• **Exercise task**
Please copy the listing below line for line, keeping every character as it appears.

• **Data excerpts**

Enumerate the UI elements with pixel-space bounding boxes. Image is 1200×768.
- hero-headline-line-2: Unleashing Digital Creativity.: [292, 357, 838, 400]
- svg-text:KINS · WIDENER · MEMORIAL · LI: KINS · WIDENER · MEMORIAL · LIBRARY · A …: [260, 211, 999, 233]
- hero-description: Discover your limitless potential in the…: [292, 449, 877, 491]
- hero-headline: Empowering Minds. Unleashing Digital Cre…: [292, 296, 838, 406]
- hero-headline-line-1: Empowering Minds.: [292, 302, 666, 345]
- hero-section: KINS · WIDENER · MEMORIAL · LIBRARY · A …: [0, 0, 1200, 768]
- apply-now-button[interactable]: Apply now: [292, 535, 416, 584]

• **Result for this task**
Enumerate the UI elements with pixel-space bounding boxes. Image is 1200×768.
- hero-headline-line-2: Unleashing Digital Creativity.: [292, 357, 838, 400]
- svg-text:KINS · WIDENER · MEMORIAL · LI: KINS · WIDENER · MEMORIAL · LIBRARY · A …: [260, 211, 999, 233]
- hero-description: Discover your limitless potential in the…: [292, 449, 877, 491]
- hero-headline: Empowering Minds. Unleashing Digital Cre…: [292, 296, 838, 406]
- hero-headline-line-1: Empowering Minds.: [292, 302, 666, 345]
- hero-section: KINS · WIDENER · MEMORIAL · LIBRARY · A …: [0, 0, 1200, 768]
- apply-now-button[interactable]: Apply now: [292, 535, 416, 584]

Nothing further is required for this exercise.